[Task description]
Format the material lines starting at the one containing "legend-label: REITs(%) [361,411,427,428]" and ending at the one containing "data-source-note: 数据来源：Wind， YY", both included, as a JSON list of strings with one string per line and blank lines omitted. Cover only those lines.

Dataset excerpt

####

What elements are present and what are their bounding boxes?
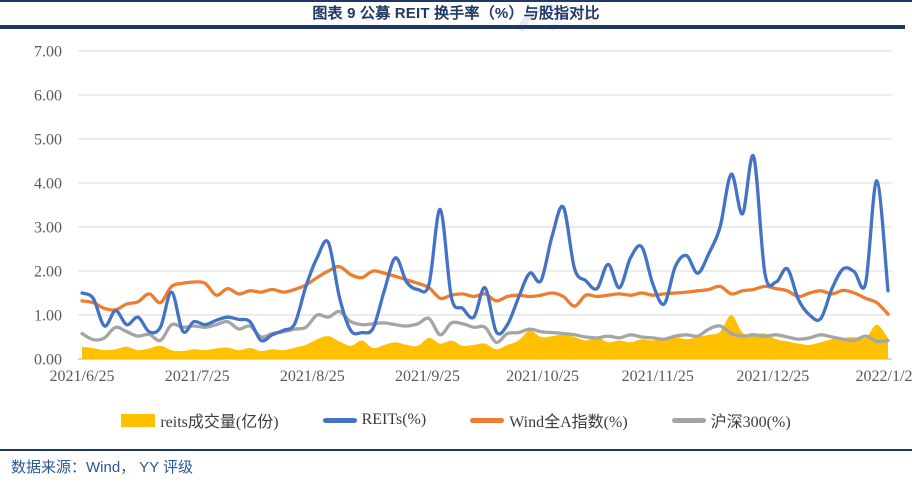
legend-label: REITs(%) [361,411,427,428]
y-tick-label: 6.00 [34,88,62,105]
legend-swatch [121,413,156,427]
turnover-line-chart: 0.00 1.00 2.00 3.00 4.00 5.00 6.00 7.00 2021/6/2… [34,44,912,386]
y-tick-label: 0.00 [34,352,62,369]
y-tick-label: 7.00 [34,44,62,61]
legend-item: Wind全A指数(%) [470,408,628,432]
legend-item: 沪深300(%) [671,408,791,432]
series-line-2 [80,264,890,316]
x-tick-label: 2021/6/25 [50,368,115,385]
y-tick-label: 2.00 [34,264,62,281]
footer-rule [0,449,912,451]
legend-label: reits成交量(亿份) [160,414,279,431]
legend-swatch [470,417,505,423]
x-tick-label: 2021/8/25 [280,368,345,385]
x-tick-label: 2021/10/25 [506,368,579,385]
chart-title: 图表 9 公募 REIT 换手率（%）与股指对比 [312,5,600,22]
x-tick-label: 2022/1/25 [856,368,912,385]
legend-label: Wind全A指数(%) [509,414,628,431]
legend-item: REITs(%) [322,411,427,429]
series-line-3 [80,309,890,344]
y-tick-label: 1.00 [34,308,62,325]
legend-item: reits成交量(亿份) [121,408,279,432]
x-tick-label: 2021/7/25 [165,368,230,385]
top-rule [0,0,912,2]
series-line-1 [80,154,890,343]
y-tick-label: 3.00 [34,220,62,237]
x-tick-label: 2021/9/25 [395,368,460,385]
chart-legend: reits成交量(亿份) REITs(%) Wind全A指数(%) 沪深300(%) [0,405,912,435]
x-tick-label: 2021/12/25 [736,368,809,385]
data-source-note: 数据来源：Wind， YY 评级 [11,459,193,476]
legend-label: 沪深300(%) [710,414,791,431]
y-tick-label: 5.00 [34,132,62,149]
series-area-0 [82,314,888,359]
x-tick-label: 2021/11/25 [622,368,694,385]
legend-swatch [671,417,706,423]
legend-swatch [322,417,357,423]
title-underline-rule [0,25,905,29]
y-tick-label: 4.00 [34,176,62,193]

####

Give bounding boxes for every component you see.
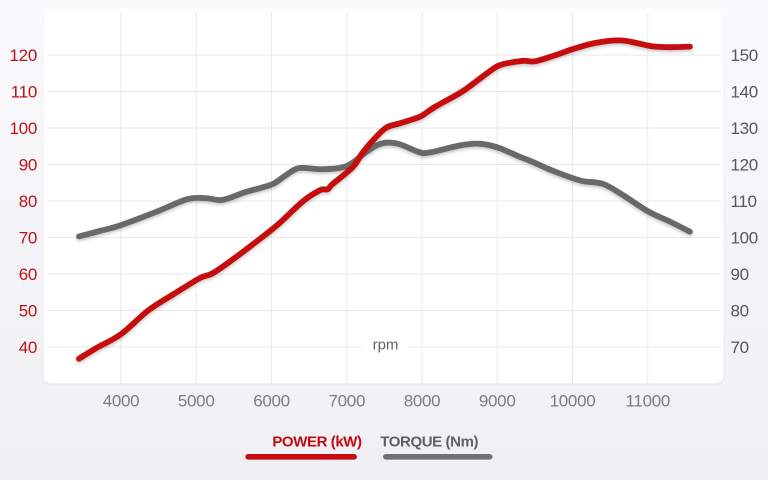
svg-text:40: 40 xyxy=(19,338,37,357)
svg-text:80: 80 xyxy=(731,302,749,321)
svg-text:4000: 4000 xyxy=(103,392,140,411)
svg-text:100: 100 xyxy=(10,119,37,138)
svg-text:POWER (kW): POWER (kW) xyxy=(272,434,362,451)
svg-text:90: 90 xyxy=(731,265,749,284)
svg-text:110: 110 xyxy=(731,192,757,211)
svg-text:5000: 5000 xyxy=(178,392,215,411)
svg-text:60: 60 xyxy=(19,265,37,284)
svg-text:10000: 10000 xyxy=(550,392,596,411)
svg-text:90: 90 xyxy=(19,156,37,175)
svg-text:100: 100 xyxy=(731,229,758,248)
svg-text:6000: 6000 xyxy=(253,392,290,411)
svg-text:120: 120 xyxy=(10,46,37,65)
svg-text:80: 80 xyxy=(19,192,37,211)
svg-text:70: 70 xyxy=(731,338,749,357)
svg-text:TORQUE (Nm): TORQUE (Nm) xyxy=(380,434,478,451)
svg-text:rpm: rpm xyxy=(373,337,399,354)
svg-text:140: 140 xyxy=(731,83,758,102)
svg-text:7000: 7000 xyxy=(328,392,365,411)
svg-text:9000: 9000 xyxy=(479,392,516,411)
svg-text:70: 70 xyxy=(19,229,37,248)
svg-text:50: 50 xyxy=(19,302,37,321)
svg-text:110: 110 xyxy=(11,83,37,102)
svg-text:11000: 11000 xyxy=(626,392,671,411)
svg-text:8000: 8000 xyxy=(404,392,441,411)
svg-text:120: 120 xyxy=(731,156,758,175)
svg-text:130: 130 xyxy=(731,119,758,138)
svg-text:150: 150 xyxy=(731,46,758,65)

####

[Final result]
[
  "legend-label: REITs(%) [361,411,427,428]",
  "y-tick-label: 6.00 [34,88,62,105]",
  "legend-swatch [121,413,156,427]",
  "turnover-line-chart: 0.00 1.00 2.00 3.00 4.00 5.00 6.00 7.00 2021/6/2… [34,44,912,386]",
  "y-tick-label: 0.00 [34,352,62,369]",
  "y-tick-label: 7.00 [34,44,62,61]",
  "legend-item: Wind全A指数(%) [470,408,628,432]",
  "legend-item: 沪深300(%) [671,408,791,432]",
  "series-line-2 [80,264,890,316]",
  "x-tick-label: 2021/6/25 [50,368,115,385]",
  "y-tick-label: 2.00 [34,264,62,281]",
  "footer-rule [0,449,912,451]",
  "legend-label: reits成交量(亿份) [160,414,279,431]",
  "legend-swatch [470,417,505,423]",
  "x-tick-label: 2021/8/25 [280,368,345,385]",
  "x-tick-label: 2021/10/25 [506,368,579,385]",
  "chart-title: 图表 9 公募 REIT 换手率（%）与股指对比 [312,5,600,22]",
  "x-tick-label: 2022/1/25 [856,368,912,385]",
  "legend-label: Wind全A指数(%) [509,414,628,431]",
  "legend-item: REITs(%) [322,411,427,429]",
  "series-line-3 [80,309,890,344]",
  "y-tick-label: 1.00 [34,308,62,325]",
  "legend-item: reits成交量(亿份) [121,408,279,432]",
  "x-tick-label: 2021/7/25 [165,368,230,385]",
  "top-rule [0,0,912,2]",
  "series-line-1 [80,154,890,343]",
  "y-tick-label: 3.00 [34,220,62,237]",
  "x-tick-label: 2021/9/25 [395,368,460,385]",
  "chart-legend: reits成交量(亿份) REITs(%) Wind全A指数(%) 沪深300(%) [0,405,912,435]",
  "x-tick-label: 2021/12/25 [736,368,809,385]",
  "data-source-note: 数据来源：Wind， YY 评级 [11,459,193,476]"
]